Data for this task

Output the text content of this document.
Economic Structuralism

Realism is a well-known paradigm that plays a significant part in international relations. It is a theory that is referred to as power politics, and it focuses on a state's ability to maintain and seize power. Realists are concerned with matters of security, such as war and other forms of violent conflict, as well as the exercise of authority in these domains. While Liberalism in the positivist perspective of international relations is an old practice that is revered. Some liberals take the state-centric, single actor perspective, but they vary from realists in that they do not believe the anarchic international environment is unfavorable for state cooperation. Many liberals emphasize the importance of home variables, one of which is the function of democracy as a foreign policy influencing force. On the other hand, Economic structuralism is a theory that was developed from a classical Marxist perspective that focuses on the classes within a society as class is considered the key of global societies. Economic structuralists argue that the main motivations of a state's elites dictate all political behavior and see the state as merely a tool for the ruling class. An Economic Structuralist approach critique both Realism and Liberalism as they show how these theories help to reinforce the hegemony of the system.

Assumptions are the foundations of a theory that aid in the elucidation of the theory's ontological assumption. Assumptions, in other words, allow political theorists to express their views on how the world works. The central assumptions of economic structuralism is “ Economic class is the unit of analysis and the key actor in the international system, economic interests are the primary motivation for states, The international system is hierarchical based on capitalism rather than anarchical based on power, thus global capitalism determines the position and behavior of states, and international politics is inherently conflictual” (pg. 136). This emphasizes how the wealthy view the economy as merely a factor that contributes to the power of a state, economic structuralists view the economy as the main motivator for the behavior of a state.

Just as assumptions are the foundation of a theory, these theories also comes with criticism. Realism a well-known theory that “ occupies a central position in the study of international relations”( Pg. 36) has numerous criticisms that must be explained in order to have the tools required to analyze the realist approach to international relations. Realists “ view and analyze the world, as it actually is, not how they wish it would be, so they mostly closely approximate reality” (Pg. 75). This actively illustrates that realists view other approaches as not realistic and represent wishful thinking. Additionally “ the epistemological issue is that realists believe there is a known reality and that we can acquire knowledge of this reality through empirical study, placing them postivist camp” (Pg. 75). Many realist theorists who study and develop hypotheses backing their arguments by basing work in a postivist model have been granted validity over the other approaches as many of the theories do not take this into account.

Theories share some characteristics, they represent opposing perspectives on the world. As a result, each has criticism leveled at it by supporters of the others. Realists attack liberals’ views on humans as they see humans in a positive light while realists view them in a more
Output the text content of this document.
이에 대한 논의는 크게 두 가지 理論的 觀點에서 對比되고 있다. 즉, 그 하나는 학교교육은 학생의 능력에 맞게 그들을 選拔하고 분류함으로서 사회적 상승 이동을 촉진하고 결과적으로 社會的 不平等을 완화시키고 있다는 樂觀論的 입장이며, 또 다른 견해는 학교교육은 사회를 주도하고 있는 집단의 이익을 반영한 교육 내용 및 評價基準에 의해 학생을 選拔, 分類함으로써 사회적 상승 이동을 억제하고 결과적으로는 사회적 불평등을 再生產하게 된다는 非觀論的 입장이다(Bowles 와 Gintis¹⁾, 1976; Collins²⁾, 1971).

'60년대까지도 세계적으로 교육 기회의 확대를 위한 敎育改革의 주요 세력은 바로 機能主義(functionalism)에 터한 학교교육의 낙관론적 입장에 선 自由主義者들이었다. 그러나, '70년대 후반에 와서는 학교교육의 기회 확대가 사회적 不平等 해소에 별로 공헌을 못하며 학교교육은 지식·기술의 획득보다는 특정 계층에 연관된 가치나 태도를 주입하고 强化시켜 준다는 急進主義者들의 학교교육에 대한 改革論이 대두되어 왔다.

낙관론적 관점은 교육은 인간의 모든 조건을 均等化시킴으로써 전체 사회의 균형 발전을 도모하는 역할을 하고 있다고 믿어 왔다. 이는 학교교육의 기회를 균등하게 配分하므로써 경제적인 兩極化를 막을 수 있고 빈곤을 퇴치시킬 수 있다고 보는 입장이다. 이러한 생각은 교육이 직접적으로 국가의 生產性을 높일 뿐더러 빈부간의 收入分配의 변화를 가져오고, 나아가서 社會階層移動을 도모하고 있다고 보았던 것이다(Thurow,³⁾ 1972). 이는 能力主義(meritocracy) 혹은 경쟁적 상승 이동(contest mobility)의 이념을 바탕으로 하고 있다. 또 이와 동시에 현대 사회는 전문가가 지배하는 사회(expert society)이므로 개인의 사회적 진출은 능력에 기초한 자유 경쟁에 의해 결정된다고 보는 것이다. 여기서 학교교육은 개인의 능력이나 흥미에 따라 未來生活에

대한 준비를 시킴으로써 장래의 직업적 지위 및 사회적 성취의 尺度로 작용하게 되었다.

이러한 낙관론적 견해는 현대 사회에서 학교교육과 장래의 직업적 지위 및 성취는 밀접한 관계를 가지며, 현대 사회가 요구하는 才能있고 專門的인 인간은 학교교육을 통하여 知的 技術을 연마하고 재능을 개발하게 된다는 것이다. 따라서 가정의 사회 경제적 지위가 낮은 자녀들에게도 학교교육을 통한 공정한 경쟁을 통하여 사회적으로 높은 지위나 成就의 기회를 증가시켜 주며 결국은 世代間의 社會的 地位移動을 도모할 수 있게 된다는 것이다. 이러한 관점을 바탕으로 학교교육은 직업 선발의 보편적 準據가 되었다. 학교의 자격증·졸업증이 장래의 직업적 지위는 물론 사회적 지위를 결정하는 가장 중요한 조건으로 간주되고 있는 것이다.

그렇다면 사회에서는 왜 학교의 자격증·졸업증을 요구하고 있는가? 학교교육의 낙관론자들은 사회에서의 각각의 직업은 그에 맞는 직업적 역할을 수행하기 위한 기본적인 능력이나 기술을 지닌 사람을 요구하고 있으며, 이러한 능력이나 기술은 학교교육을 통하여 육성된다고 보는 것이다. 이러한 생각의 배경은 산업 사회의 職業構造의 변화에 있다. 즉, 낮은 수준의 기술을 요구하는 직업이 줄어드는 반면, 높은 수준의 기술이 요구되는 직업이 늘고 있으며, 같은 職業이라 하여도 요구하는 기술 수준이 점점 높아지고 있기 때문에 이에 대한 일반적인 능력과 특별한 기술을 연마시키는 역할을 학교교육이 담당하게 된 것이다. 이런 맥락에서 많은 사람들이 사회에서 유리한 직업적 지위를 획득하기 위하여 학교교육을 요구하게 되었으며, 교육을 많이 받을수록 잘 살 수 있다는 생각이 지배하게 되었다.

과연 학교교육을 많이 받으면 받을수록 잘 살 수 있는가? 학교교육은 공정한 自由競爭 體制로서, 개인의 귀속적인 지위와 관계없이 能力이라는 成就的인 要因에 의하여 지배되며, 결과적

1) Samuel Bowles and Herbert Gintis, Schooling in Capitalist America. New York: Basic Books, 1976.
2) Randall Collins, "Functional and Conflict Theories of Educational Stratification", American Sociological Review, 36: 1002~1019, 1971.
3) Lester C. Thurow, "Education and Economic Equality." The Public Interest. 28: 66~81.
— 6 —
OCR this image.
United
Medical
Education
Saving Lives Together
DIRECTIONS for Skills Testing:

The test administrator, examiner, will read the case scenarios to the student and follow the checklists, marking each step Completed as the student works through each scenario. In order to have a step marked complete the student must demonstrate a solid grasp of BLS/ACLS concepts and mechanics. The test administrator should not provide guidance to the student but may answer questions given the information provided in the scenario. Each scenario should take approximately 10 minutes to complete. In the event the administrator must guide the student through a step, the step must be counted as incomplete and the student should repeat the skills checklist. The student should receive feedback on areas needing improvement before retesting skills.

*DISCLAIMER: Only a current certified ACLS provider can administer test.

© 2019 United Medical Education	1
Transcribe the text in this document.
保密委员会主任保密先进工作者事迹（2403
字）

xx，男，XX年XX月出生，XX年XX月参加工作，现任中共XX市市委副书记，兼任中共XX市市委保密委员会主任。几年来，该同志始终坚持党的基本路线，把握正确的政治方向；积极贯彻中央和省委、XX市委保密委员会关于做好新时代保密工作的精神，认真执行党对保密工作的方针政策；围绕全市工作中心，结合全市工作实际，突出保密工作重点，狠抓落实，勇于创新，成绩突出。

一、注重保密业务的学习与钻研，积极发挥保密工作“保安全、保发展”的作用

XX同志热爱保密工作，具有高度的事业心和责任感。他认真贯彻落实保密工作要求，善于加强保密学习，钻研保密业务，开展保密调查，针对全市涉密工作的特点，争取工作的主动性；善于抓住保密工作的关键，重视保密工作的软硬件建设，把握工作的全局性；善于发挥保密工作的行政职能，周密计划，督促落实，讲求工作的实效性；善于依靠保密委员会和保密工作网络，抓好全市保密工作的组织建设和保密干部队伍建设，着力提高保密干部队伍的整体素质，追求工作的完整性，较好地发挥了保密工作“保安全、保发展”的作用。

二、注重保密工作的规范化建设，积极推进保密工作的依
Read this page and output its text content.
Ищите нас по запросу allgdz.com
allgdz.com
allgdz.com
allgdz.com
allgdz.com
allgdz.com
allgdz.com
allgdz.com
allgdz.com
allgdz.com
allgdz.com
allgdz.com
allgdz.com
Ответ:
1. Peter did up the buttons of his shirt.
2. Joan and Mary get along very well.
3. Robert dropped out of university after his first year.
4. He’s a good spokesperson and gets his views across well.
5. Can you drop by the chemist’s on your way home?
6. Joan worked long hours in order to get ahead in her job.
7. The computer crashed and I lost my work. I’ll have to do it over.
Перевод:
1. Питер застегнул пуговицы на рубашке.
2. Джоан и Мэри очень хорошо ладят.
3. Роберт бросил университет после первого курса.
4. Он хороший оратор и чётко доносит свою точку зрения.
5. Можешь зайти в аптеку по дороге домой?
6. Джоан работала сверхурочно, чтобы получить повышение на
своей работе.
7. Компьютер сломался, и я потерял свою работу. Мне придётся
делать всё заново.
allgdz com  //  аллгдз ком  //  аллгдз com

Exercise prompt
Scan the material and collect every line that contains "Джоан".

Right answer
2. Джоан и Мэри очень хорошо ладят.
6. Джоан работала сверхурочно, чтобы получить повышение на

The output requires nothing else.